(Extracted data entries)
-=-=-

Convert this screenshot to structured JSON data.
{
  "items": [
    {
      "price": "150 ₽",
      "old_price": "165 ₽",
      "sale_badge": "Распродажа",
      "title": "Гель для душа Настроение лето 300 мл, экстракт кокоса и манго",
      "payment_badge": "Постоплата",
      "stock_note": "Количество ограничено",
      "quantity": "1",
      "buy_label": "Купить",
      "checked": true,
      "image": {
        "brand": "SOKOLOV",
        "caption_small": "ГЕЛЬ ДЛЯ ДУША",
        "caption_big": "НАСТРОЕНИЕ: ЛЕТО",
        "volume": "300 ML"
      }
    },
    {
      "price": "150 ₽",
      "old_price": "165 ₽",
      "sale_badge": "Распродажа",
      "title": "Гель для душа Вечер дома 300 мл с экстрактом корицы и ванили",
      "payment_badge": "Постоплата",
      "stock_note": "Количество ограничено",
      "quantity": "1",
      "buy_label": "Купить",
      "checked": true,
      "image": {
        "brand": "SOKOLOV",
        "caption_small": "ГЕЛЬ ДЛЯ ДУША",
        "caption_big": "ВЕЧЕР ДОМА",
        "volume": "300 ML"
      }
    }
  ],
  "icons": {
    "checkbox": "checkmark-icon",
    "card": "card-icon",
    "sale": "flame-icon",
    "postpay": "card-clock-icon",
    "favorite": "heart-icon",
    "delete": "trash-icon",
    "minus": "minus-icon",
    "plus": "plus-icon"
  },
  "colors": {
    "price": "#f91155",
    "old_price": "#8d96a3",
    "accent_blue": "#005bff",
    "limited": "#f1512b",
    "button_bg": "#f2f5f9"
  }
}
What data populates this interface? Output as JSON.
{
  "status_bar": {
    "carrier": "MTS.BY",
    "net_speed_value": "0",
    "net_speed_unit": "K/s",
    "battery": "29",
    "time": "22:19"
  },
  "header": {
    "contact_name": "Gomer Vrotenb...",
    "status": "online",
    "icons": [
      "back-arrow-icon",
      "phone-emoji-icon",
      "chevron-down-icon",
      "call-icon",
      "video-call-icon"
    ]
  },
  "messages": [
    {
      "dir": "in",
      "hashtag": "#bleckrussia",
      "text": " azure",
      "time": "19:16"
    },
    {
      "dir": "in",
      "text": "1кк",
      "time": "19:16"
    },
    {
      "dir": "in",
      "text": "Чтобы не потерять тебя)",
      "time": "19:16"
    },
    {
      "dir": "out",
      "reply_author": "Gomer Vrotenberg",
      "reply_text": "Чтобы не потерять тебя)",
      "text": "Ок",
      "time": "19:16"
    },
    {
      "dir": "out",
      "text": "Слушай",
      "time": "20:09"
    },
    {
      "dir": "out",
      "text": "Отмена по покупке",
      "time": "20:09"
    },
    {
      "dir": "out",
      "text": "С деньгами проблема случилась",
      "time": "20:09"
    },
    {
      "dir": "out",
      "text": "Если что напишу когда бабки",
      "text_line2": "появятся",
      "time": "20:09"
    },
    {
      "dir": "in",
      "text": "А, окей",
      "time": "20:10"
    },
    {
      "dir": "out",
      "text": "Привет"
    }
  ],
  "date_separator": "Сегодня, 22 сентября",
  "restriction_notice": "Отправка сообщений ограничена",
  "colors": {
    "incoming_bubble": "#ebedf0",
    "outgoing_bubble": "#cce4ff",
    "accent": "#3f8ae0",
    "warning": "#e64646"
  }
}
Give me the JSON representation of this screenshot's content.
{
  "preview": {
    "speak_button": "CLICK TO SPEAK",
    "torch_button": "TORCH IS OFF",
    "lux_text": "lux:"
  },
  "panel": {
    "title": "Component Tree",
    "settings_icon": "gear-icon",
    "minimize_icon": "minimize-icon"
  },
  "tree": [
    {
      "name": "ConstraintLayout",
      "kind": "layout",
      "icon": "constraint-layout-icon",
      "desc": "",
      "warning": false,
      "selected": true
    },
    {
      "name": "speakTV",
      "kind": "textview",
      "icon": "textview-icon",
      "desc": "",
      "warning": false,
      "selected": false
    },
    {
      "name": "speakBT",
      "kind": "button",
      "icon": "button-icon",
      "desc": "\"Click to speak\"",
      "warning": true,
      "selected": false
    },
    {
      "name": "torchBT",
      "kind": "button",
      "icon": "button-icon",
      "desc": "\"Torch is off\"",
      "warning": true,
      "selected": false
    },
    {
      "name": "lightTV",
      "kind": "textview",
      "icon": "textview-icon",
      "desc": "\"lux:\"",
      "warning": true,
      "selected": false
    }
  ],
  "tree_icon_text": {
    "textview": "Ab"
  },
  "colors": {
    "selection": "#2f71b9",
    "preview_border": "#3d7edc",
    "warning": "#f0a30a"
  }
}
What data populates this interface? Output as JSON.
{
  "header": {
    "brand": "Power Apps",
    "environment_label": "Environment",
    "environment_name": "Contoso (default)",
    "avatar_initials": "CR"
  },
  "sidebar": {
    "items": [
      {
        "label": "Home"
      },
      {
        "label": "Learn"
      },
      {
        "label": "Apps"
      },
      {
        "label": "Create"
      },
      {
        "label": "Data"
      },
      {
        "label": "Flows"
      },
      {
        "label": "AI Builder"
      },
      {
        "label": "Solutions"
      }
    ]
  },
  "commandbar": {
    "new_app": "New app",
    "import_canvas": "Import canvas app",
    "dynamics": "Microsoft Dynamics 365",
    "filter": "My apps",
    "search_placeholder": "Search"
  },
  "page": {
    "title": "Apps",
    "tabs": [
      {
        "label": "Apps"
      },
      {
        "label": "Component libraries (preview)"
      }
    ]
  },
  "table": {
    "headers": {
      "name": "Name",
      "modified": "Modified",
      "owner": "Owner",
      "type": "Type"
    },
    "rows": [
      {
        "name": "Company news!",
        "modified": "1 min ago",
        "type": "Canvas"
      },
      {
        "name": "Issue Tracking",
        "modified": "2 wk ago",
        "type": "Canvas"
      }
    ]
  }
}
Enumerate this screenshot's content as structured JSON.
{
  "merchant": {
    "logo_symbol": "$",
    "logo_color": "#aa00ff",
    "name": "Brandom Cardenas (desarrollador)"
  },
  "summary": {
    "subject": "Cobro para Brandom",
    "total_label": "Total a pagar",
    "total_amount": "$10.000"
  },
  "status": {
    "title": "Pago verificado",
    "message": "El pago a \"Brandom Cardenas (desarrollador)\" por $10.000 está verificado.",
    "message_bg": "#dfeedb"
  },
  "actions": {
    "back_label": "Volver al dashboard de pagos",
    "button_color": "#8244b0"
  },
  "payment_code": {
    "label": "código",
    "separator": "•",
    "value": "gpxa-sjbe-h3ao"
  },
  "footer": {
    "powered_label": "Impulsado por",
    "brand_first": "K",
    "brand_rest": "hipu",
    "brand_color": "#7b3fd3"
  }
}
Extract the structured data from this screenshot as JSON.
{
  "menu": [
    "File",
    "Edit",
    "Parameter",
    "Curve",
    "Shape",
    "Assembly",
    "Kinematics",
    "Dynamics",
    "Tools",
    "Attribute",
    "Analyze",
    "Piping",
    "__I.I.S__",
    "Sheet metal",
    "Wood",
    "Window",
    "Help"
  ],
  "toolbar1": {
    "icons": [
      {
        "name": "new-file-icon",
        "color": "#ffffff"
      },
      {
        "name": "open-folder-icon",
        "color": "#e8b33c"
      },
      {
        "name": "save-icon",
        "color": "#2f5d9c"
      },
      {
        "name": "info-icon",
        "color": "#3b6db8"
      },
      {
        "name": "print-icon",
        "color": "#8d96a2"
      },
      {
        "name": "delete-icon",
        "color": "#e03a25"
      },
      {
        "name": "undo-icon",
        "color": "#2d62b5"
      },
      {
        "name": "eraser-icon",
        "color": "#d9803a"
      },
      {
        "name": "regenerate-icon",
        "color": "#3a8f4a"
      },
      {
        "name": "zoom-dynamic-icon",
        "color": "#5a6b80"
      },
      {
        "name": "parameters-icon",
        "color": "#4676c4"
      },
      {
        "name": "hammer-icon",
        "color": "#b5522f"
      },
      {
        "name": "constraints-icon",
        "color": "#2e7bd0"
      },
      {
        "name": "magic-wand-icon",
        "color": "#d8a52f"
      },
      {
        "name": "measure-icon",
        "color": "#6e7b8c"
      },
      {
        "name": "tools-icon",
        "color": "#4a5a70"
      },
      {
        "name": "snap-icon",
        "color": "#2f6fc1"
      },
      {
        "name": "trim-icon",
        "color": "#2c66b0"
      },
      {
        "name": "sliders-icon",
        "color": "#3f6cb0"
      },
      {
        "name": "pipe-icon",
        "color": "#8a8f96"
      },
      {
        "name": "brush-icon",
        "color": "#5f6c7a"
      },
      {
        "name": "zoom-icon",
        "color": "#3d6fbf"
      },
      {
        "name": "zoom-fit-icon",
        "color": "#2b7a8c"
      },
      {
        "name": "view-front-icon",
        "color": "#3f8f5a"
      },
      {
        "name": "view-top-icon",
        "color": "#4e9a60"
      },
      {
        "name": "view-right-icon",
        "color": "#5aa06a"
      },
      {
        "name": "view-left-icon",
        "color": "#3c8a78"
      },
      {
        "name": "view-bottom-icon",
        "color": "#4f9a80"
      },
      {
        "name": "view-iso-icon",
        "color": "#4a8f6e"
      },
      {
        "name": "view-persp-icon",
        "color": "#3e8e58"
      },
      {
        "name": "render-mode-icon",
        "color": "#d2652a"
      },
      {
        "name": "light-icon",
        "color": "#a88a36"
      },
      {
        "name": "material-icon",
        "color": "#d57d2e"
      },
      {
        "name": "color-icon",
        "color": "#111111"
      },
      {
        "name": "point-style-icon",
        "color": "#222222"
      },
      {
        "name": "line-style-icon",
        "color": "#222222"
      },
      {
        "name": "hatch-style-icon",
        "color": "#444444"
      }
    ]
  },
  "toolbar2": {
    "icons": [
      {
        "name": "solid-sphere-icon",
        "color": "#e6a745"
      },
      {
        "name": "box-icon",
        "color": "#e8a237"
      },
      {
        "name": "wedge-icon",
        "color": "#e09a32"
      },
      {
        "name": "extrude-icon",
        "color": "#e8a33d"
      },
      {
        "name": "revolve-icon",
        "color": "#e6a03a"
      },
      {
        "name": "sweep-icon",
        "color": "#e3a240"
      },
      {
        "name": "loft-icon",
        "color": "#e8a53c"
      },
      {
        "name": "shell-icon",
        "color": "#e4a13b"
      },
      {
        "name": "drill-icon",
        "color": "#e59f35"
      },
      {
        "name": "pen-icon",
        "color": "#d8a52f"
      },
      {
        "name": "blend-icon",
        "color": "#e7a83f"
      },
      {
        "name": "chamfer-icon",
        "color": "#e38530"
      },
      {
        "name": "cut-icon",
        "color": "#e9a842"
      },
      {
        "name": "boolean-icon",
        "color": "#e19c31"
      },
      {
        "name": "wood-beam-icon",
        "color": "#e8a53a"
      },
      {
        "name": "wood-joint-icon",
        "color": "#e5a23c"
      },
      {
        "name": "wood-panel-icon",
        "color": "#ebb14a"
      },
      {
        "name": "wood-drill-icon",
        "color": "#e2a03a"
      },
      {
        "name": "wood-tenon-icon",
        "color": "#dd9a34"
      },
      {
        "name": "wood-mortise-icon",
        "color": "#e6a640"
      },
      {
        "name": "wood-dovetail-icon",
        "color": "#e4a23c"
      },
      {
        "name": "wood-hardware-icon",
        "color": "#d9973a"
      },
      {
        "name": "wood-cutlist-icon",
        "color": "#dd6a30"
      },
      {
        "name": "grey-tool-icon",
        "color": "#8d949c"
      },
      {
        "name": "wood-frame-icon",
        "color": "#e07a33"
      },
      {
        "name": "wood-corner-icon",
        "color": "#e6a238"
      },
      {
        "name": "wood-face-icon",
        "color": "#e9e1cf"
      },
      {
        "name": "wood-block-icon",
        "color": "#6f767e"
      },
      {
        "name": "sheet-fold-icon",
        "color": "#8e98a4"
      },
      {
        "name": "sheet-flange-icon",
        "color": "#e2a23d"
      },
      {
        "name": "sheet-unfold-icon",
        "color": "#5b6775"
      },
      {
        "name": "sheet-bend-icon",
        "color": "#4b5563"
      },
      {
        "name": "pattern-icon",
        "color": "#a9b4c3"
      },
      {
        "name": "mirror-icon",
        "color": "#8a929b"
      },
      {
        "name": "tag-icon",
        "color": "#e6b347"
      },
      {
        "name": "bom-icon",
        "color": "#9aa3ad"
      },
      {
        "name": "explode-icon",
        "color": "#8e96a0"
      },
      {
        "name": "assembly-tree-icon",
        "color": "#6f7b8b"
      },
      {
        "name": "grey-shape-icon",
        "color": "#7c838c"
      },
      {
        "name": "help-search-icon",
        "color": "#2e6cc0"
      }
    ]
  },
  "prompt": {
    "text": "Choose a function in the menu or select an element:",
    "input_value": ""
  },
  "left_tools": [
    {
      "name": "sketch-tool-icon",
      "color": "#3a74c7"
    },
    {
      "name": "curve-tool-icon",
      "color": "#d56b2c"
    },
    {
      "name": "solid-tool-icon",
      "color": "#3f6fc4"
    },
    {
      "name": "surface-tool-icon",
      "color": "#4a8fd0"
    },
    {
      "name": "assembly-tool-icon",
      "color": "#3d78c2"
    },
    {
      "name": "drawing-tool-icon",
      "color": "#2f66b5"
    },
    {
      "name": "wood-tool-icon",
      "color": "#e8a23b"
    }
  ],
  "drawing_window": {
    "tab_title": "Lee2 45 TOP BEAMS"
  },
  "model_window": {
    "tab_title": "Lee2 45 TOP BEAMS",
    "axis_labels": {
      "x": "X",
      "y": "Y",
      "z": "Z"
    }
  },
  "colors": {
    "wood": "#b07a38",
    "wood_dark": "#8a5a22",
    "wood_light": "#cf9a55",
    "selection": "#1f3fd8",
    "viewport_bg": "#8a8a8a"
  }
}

-=-=-

Find each line holding "structured". Copy it out.

[TASK RESPONSE]:
Convert this screenshot to structured JSON data.
Enumerate this screenshot's content as structured JSON.
Extract the structured data from this screenshot as JSON.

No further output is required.